## start Supplied data
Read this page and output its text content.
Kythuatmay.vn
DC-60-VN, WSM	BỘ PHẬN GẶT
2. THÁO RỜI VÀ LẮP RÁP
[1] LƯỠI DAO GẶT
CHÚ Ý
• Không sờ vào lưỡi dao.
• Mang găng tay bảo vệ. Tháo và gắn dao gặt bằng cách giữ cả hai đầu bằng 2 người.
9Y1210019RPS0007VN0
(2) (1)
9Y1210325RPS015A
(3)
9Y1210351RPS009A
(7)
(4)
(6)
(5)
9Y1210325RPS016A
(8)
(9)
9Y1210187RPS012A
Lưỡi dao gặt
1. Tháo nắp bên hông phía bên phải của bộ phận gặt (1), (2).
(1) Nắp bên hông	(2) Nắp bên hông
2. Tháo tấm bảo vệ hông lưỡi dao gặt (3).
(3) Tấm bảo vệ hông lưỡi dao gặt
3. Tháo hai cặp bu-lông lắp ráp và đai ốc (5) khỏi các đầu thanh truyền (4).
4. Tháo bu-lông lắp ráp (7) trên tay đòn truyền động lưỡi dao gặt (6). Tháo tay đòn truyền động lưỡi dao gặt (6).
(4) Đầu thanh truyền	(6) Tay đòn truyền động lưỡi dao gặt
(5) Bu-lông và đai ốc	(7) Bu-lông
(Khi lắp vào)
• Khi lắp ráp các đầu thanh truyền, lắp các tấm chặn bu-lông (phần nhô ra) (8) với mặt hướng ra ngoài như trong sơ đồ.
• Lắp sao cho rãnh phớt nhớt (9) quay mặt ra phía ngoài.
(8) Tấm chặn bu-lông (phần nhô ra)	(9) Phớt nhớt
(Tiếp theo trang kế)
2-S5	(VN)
## end Supplied data
Please output every record, keeping each line exact.

Read this page and output its text content.
Kythuatmay.vn
DC-60-VN, WSM	BỘ PHẬN GẶT
2. THÁO RỜI VÀ LẮP RÁP
[1] LƯỠI DAO GẶT
CHÚ Ý
• Không sờ vào lưỡi dao.
• Mang găng tay bảo vệ. Tháo và gắn dao gặt bằng cách giữ cả hai đầu bằng 2 người.
9Y1210019RPS0007VN0
(2) (1)
9Y1210325RPS015A
(3)
9Y1210351RPS009A
(7)
(4)
(6)
(5)
9Y1210325RPS016A
(8)
(9)
9Y1210187RPS012A
Lưỡi dao gặt
1. Tháo nắp bên hông phía bên phải của bộ phận gặt (1), (2).
(1) Nắp bên hông	(2) Nắp bên hông
2. Tháo tấm bảo vệ hông lưỡi dao gặt (3).
(3) Tấm bảo vệ hông lưỡi dao gặt
3. Tháo hai cặp bu-lông lắp ráp và đai ốc (5) khỏi các đầu thanh truyền (4).
4. Tháo bu-lông lắp ráp (7) trên tay đòn truyền động lưỡi dao gặt (6). Tháo tay đòn truyền động lưỡi dao gặt (6).
(4) Đầu thanh truyền	(6) Tay đòn truyền động lưỡi dao gặt
(5) Bu-lông và đai ốc	(7) Bu-lông
(Khi lắp vào)
• Khi lắp ráp các đầu thanh truyền, lắp các tấm chặn bu-lông (phần nhô ra) (8) với mặt hướng ra ngoài như trong sơ đồ.
• Lắp sao cho rãnh phớt nhớt (9) quay mặt ra phía ngoài.
(8) Tấm chặn bu-lông (phần nhô ra)	(9) Phớt nhớt
(Tiếp theo trang kế)
2-S5	(VN)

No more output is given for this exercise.